== WHAT THE TASK ASKS ==
Extract, from the records beneath this instruction, each line that contains the word "从每小题所给的A".

== RECORDED DATA ==

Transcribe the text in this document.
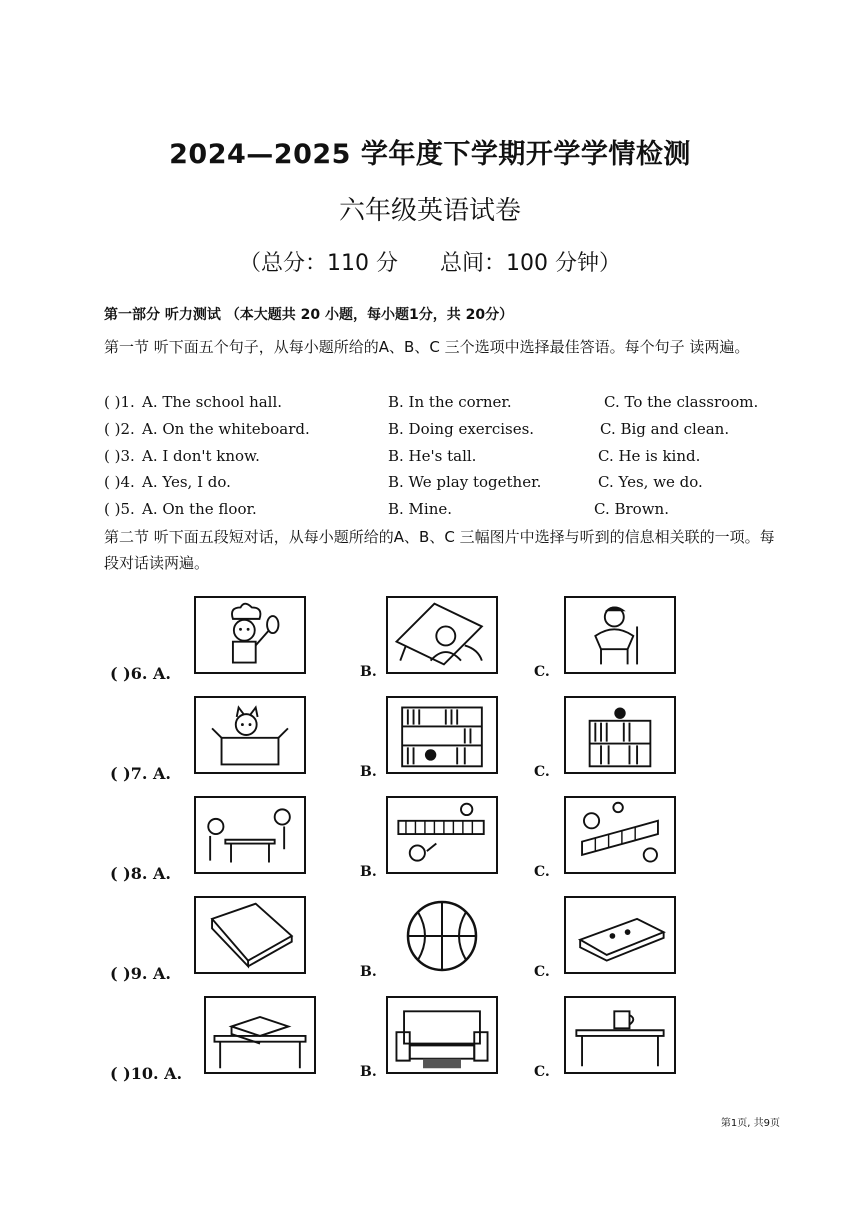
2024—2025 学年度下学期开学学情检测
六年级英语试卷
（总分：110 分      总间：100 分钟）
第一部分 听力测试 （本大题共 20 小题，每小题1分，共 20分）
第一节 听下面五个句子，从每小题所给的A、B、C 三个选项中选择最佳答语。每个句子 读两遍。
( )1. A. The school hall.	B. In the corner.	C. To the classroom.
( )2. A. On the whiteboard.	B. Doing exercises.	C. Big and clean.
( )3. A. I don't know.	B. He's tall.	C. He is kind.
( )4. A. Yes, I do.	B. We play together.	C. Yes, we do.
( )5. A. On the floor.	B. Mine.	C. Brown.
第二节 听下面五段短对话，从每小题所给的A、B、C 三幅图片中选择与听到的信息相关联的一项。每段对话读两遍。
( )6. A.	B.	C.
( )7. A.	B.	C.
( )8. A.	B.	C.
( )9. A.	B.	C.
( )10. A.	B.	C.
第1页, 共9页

...

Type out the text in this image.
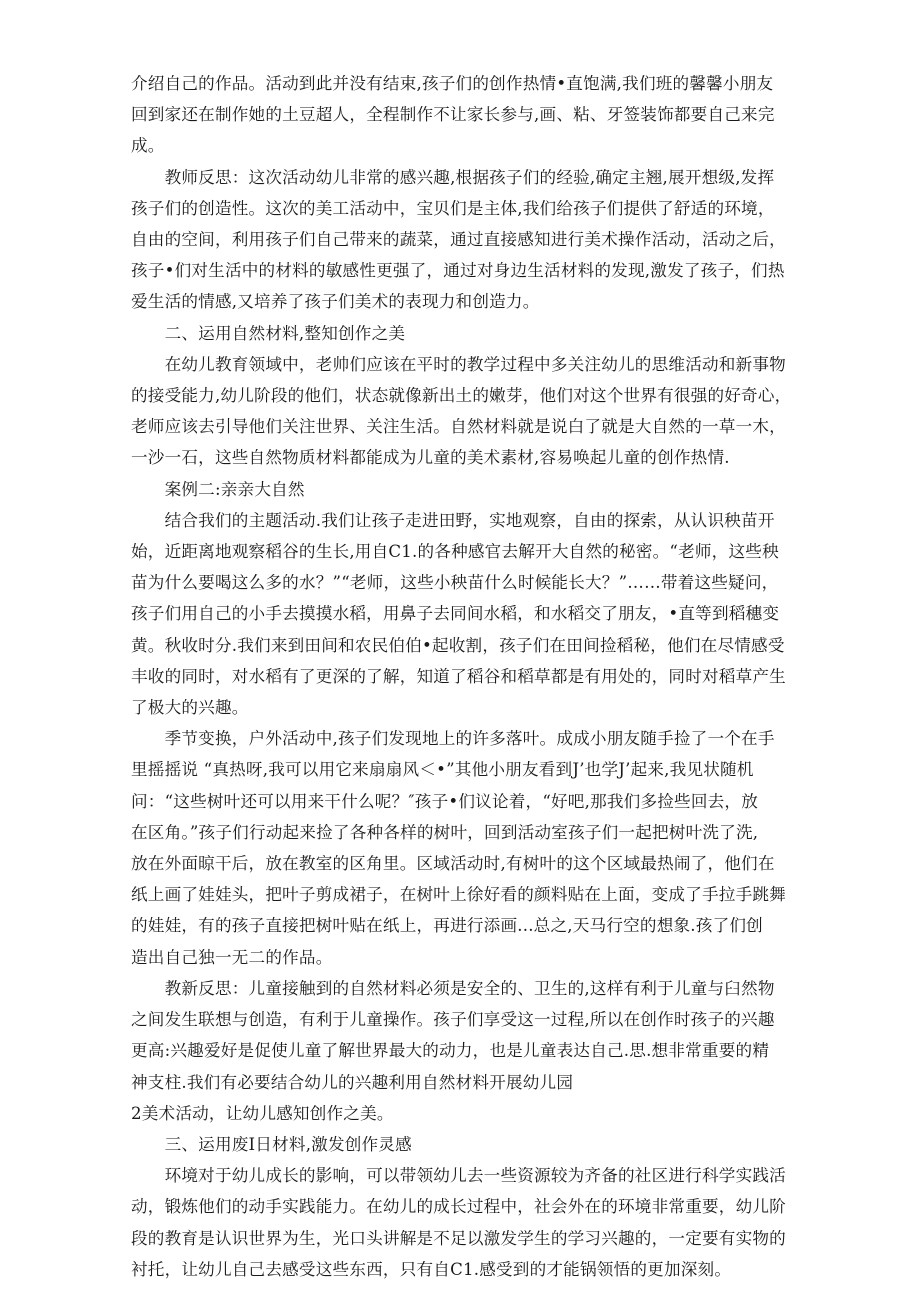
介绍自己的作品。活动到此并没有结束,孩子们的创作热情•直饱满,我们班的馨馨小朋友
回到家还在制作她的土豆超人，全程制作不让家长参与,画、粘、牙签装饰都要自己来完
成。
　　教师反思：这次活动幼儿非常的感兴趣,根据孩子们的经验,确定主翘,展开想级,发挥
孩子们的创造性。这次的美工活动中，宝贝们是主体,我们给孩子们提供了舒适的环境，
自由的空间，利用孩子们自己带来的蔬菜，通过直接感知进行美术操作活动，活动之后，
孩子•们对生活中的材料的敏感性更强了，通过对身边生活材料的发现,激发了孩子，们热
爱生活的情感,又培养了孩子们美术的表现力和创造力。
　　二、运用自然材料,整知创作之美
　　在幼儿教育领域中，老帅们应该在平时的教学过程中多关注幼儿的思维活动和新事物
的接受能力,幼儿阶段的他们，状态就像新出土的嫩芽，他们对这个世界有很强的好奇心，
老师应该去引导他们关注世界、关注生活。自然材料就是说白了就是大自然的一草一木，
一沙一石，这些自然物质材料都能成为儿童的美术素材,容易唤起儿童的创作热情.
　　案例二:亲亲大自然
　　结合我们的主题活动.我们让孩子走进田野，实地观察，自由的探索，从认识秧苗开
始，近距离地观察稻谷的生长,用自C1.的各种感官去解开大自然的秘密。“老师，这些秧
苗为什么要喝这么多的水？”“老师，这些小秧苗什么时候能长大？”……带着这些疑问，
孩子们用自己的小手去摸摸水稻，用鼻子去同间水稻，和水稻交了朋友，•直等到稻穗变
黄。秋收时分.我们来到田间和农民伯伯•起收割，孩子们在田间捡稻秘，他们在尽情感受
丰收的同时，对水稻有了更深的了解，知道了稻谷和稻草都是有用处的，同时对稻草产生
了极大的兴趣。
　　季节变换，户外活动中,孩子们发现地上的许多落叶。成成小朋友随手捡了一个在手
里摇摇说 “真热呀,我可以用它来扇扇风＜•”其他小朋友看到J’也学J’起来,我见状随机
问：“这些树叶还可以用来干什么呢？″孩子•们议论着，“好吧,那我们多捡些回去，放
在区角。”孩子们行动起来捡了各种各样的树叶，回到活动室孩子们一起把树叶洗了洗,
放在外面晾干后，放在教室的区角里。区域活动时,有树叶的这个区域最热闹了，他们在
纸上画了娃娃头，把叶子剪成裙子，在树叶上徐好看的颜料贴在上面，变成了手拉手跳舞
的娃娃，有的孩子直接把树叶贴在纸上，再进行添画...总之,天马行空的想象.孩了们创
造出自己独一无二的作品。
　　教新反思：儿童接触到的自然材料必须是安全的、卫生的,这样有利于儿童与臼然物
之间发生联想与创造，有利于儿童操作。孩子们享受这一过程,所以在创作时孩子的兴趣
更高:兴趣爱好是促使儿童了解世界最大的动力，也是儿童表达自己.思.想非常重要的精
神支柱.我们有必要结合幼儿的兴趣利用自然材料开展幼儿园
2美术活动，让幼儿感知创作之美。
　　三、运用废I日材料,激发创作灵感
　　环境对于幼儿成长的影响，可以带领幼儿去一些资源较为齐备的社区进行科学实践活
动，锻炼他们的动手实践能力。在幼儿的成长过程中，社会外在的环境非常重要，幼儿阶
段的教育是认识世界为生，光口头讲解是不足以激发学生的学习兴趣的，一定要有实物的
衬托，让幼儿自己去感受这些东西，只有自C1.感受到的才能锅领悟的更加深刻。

==

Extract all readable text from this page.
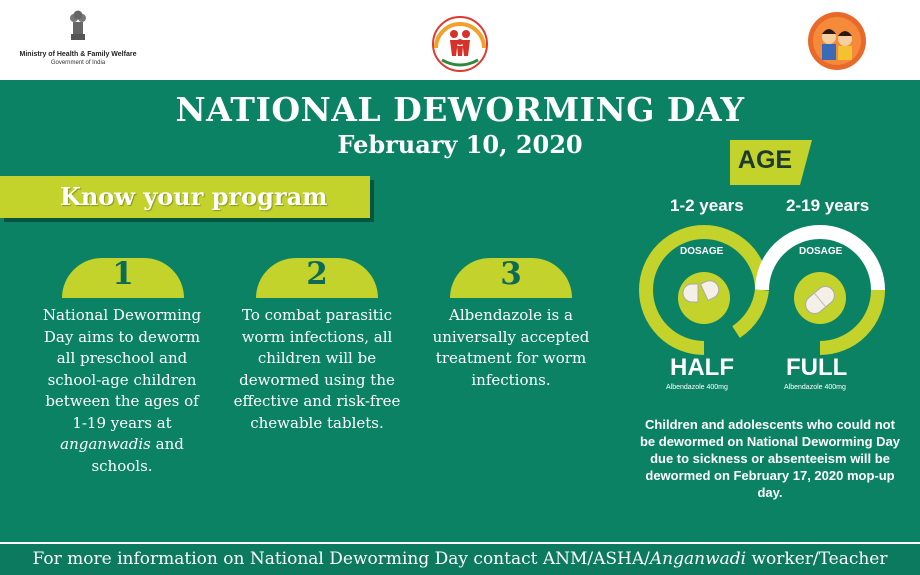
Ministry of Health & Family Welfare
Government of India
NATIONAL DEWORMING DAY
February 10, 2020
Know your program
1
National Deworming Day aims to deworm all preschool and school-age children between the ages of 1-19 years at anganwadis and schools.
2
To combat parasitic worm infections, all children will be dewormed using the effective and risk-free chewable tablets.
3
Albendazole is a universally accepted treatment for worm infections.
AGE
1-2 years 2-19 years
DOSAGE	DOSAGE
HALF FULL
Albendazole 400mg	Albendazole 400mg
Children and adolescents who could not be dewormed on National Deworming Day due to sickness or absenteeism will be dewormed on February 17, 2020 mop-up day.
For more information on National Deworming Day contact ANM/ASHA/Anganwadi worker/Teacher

== ANSWER TO THIS PROBLEM ==
第一节 听下面五个句子，从每小题所给的A、B、C 三个选项中选择最佳答语。每个句子 读两遍。
第二节 听下面五段短对话，从每小题所给的A、B、C 三幅图片中选择与听到的信息相关联的一项。每段对话读两遍。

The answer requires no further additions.